- [EXTRACT PROVIDED]
....................
Representative safety-filtering frameworks such as BarrierNet [28] introduce differentiable control barrier functions to enforce safety constraints during policy execution. While these methods provide strong collision avoidance guarantees, they are not integrated with hierarchical medium-switching decision policies or cross-domain global planners, limiting their applicability in discontinuous water–land navigation.

Overall, prior research has made significant progress in amphibious navigation, single-domain reinforcement learning, hierarchical decision-making, and safe control. Nevertheless, a unified approach that simultaneously addresses cross-domain environmental representation, stable medium-switching decisions, and safety-constrained continuous control is still lacking. To bridge this gap, this paper proposes CD-HSSRL, a Cross-Domain Hierarchical Safe-Switching Reinforcement Learning framework that integrates global reachability planning, hierarchical switching policies, and safety-constrained control to achieve reliable autonomous amphibious navigation.

3. Method

In this section, we present the proposed Cross-Domain Hierarchical Safe Switching Reinforcement Learning (CD-HSSRL) framework for autonomous navigation and path planning of amphibious robots across water–land environments. We first formulate the cross-domain navigation problem, then introduce the overall hierarchical architecture, followed by the detailed design of each functional module.

3.1. Problem Formulation

We consider an amphibious robot operating in a mixed water–land environment. The environment is represented by a cross-domain state space $\mathcal{S}={\mathcal{S}}_w\cup {\mathcal{S}}_l\cup {\mathcal{S}}_t$, where ${\mathcal{S}}_w$, ${\mathcal{S}}_l$, and ${\mathcal{S}}_t$ denote water, land, and transition regions, respectively. The robot dynamics vary across domains, leading to discontinuous motion models.

The navigation objective is to find a policy $\pi \left(a\right|s)$ that drives the robot from a start state $s_0$ to a goal state $s_g$ while minimizing cumulative cost and satisfying safety constraints. This problem is formulated as a constrained Markov decision process (CMDP):

$$\mathcal{M}=\langle \mathcal{S},\mathcal{A},P,R,C,\gamma \rangle ,$$

(1)

where $\mathcal{A}$ is the action space, $P\left(s^{\prime }\right|s,a)$ is the transition probability, $R(s,a)$ is the reward function, $C(s,a)$ denotes constraint cost, and $\gamma \in (0,1)$ is the discount factor.

The optimization objective is:

$$\underset{\pi }{max}{\mathbb{E}}_{\pi }\left[\sum _{t=0}^T{\gamma }^{t}R(s_t,a_t)\right],$$

(2)

subject to the safety constraint:

$${\mathbb{E}}_{\pi }\left[\sum _{t=0}^T{\gamma }_c^{t}C(s_t,a_t)\right]\le d,$$

(3)

where d is a predefined safety threshold limiting collision, grounding, or rule-violation risks, and ${\gamma }_c$ denotes the discount factor for accumulated safety costs.
....................
- [ENTRIES SUPPLIED]
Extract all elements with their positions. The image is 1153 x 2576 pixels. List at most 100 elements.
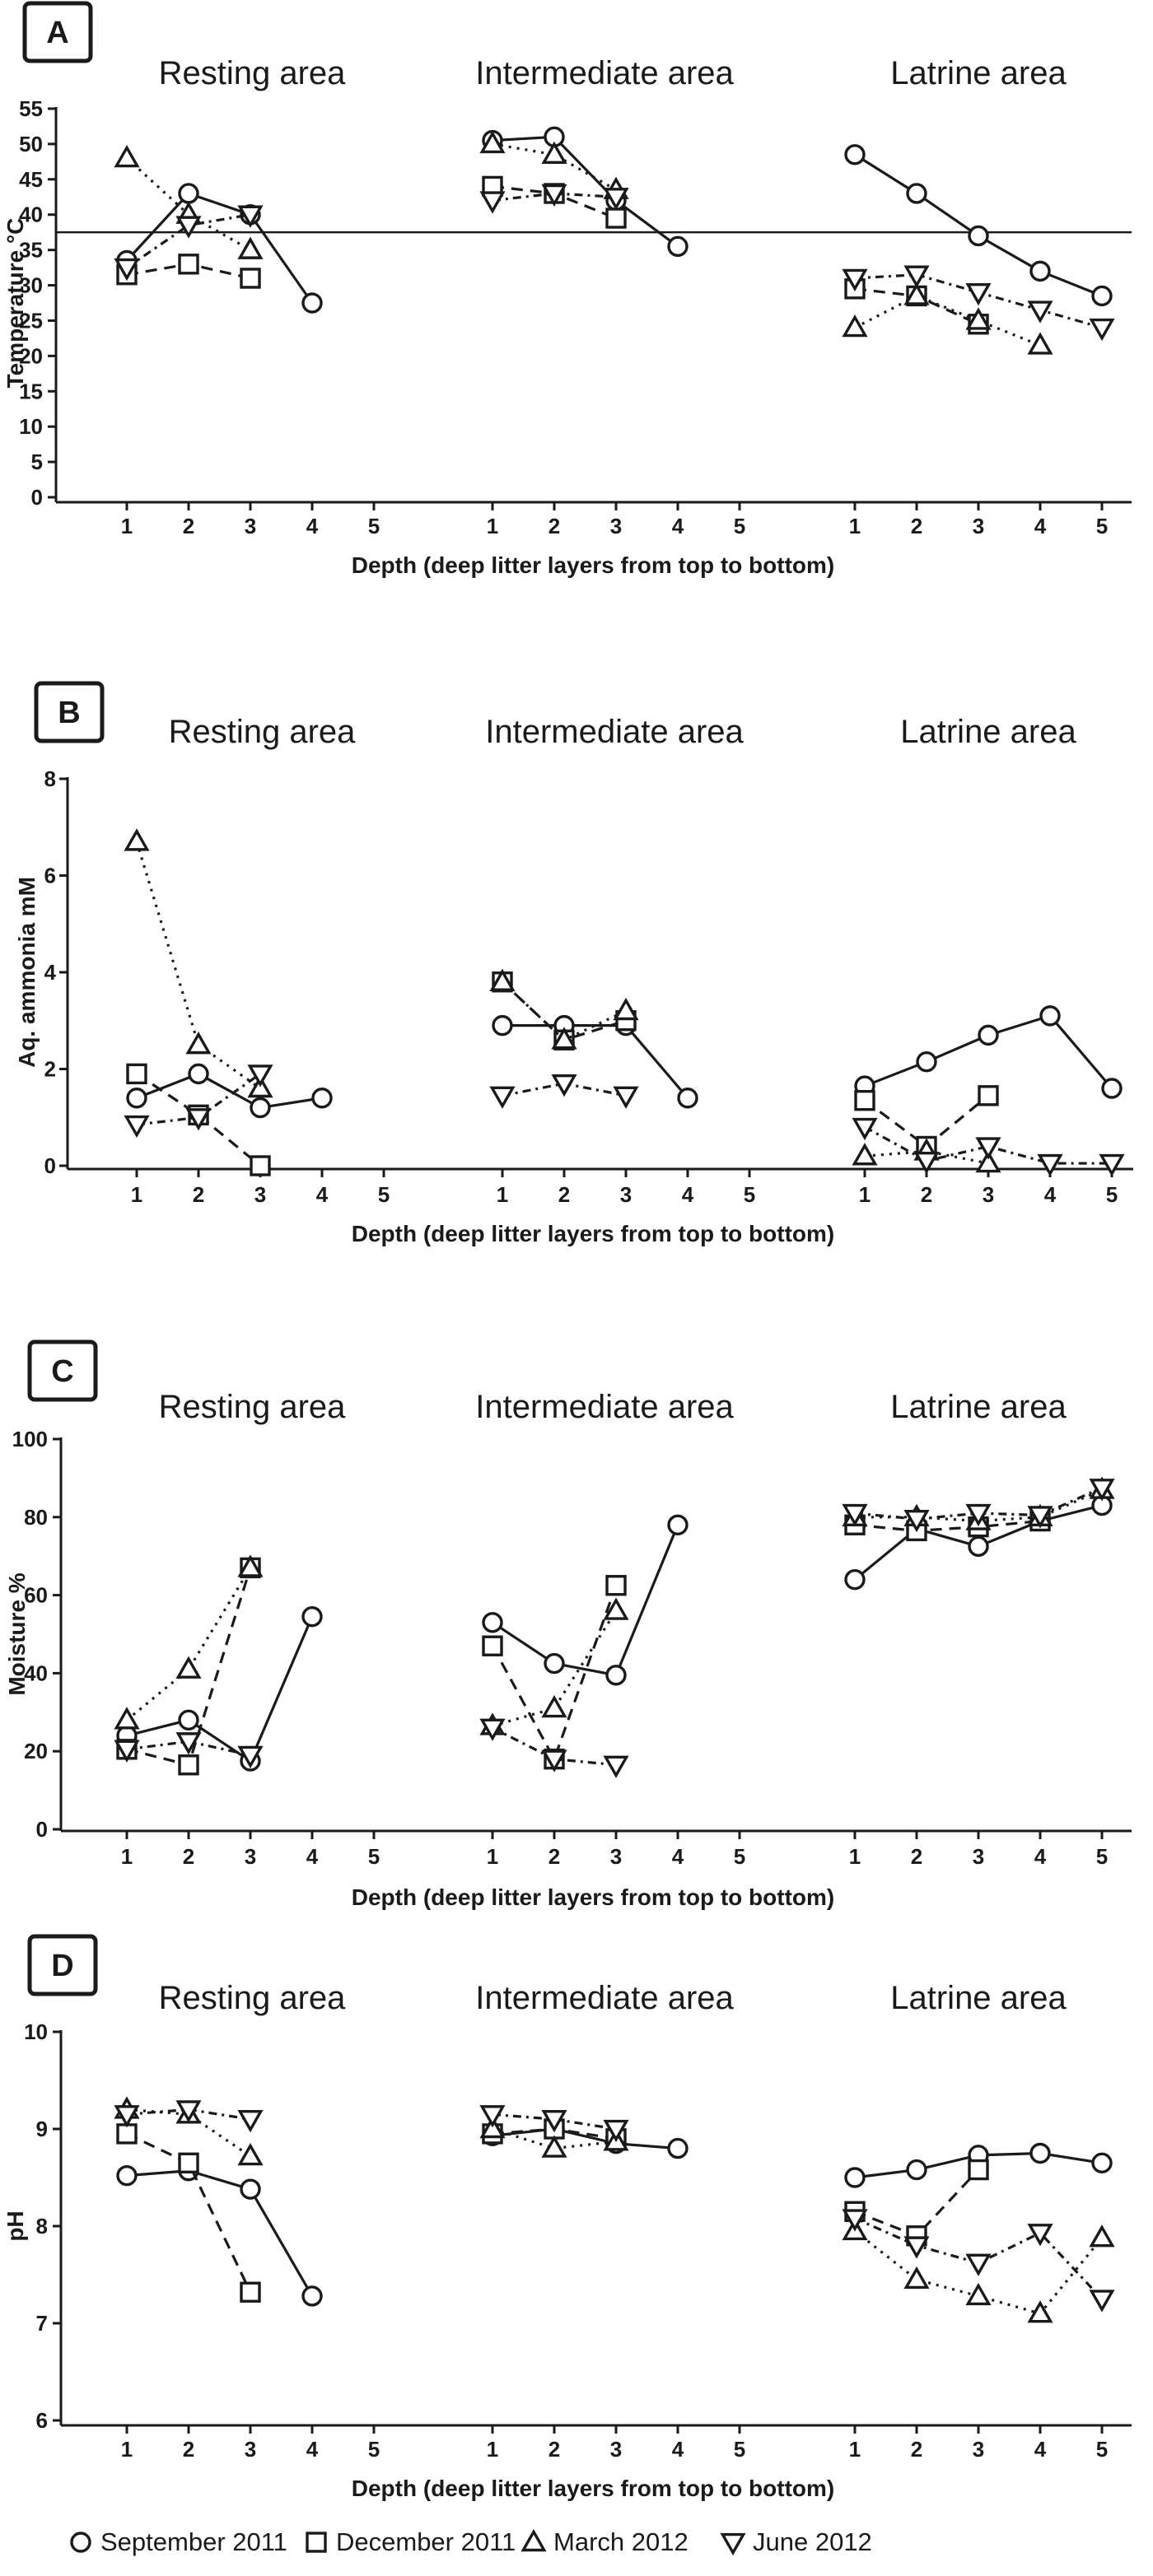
x-tick-label: 5 <box>368 514 380 538</box>
series-jun <box>124 1064 273 1139</box>
series-dec <box>116 2123 261 2303</box>
y-tick-label: 15 <box>19 379 43 403</box>
region-title: Intermediate area <box>475 1980 734 2016</box>
data-point <box>240 2281 261 2303</box>
x-tick-label: 4 <box>1034 514 1047 538</box>
x-tick-label: 3 <box>254 1182 266 1207</box>
data-point <box>903 282 930 305</box>
region-latrine-area: Latrine area 1 2 3 4 5 <box>842 55 1115 538</box>
y-tick-label: 0 <box>36 1817 48 1842</box>
data-point <box>1027 2300 1053 2323</box>
x-tick-label: 3 <box>245 2437 256 2462</box>
series-line <box>492 135 679 248</box>
region-title: Latrine area <box>890 1980 1067 2016</box>
data-point <box>188 1063 209 1085</box>
x-tick-label: 5 <box>1096 2437 1108 2462</box>
x-tick-label: 2 <box>911 514 922 538</box>
data-point <box>237 205 264 228</box>
series-line <box>136 1073 262 1167</box>
region-latrine-area: Latrine area 1 2 3 4 5 <box>852 714 1125 1207</box>
y-axis-title: pH <box>2 2210 28 2241</box>
data-point <box>247 1064 273 1088</box>
series-sep <box>482 2118 689 2159</box>
data-point <box>603 188 629 211</box>
data-point <box>613 1086 639 1109</box>
y-tick-label: 0 <box>44 1153 56 1178</box>
data-point <box>1089 2224 1115 2248</box>
y-tick-label: 20 <box>24 1739 48 1763</box>
data-point <box>903 1509 930 1533</box>
region-resting-area: Resting area 1 2 3 4 5 <box>114 1389 380 1869</box>
series-line <box>854 2229 1104 2316</box>
x-tick-label: 2 <box>193 1182 204 1207</box>
x-tick-label: 5 <box>734 514 745 538</box>
data-point <box>968 1535 989 1558</box>
data-point <box>237 1554 264 1577</box>
data-point <box>114 258 140 282</box>
data-point <box>965 2253 992 2276</box>
series-line <box>125 192 314 304</box>
series-sep <box>482 1514 689 1686</box>
series-sep <box>482 126 689 258</box>
data-point <box>237 2110 264 2133</box>
data-point <box>240 2178 261 2200</box>
x-tick-label: 3 <box>610 514 622 538</box>
series-mar <box>842 2217 1115 2323</box>
x-tick-label: 5 <box>744 1182 755 1207</box>
x-tick-label: 4 <box>306 1844 319 1869</box>
data-point <box>482 1635 503 1656</box>
x-tick-label: 4 <box>672 514 684 538</box>
panel-label: C <box>51 1354 73 1389</box>
x-tick-label: 2 <box>548 1844 560 1869</box>
series-jun <box>479 2105 629 2143</box>
data-point <box>541 2135 567 2158</box>
region-title: Resting area <box>159 1980 347 2016</box>
data-point <box>301 292 323 314</box>
legend-item-dec: December 2011 <box>306 2527 516 2556</box>
data-point <box>175 2100 202 2123</box>
y-tick-label: 0 <box>31 485 43 510</box>
series-line <box>854 294 1041 347</box>
y-tick-label: 45 <box>19 167 43 192</box>
region-resting-area: Resting area 1 2 3 4 5 <box>114 1980 380 2462</box>
data-point <box>479 191 506 214</box>
series-line <box>492 1524 679 1677</box>
data-point <box>178 1754 199 1776</box>
data-point <box>482 1612 503 1633</box>
data-point <box>844 144 866 165</box>
region-latrine-area: Latrine area 1 2 3 4 5 <box>842 1389 1115 1869</box>
y-tick-label: 50 <box>19 132 43 156</box>
series-jun <box>114 1732 264 1769</box>
series-line <box>136 1072 323 1110</box>
series-line <box>126 213 251 269</box>
data-point <box>903 265 930 288</box>
y-tick-label: 55 <box>19 96 43 121</box>
y-tick-label: 25 <box>19 308 43 333</box>
y-tick-label: 4 <box>44 960 57 985</box>
series-jun <box>489 1074 639 1109</box>
y-tick-label: 8 <box>36 2214 48 2238</box>
y-axis-title: Temperature °C <box>2 218 28 389</box>
data-point <box>175 1656 202 1679</box>
panel-label-box <box>27 1934 98 1996</box>
y-tick-label: 7 <box>36 2311 48 2336</box>
x-axis-title: Depth (deep litter layers from top to bo… <box>352 552 834 578</box>
legend-marker <box>70 2532 91 2553</box>
x-tick-label: 1 <box>849 514 861 538</box>
region-resting-area: Resting area 1 2 3 4 5 <box>114 55 380 538</box>
data-point <box>1037 1153 1063 1177</box>
data-point <box>916 1050 937 1073</box>
series-mar <box>124 828 273 1098</box>
data-point <box>479 1718 506 1741</box>
x-tick-label: 3 <box>610 1844 622 1869</box>
data-point <box>250 1097 271 1119</box>
region-intermediate-area: Intermediate area 1 2 3 4 5 <box>475 1389 745 1869</box>
legend-label: March 2012 <box>553 2527 689 2556</box>
series-mar <box>489 968 639 1050</box>
data-point <box>551 1074 577 1097</box>
series-mar <box>842 282 1053 355</box>
data-point <box>178 2152 199 2174</box>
....................
- [TASK 1]
From the amphibious navigation excerpt, reproduce word for word everything from "subject to the" down to "accumulated safety costs.".
- [TASK 2]
Condense the paragraph in the amphibious navigation excerpt that begins "Overall, prior research has made significant progress" into a short bulleted list that keeps its main facts.
Work only from the excerpt on amphibious robot navigation.

- [CORRECT RESULT 1]
subject to the safety constraint:

$${\mathbb{E}}_{\pi }\left[\sum _{t=0}^T{\gamma }_c^{t}C(s_t,a_t)\right]\le d,$$

(3)

where d is a predefined safety threshold limiting collision, grounding, or rule-violation risks, and ${\gamma }_c$ denotes the discount factor for accumulated safety costs.

- [CORRECT RESULT 2]
- Earlier research has advanced amphibious navigation, single-domain reinforcement learning, hierarchical decision-making, and safe control.
- No unified approach yet handles cross-domain environmental representation, stable medium-switching decisions, and safety-constrained continuous control all at once.
- To fill this gap, the paper proposes CD-HSSRL (Cross-Domain Hierarchical Safe-Switching Reinforcement Learning).
- CD-HSSRL combines global reachability planning, hierarchical switching policies, and safety-constrained control to achieve reliable autonomous amphibious navigation.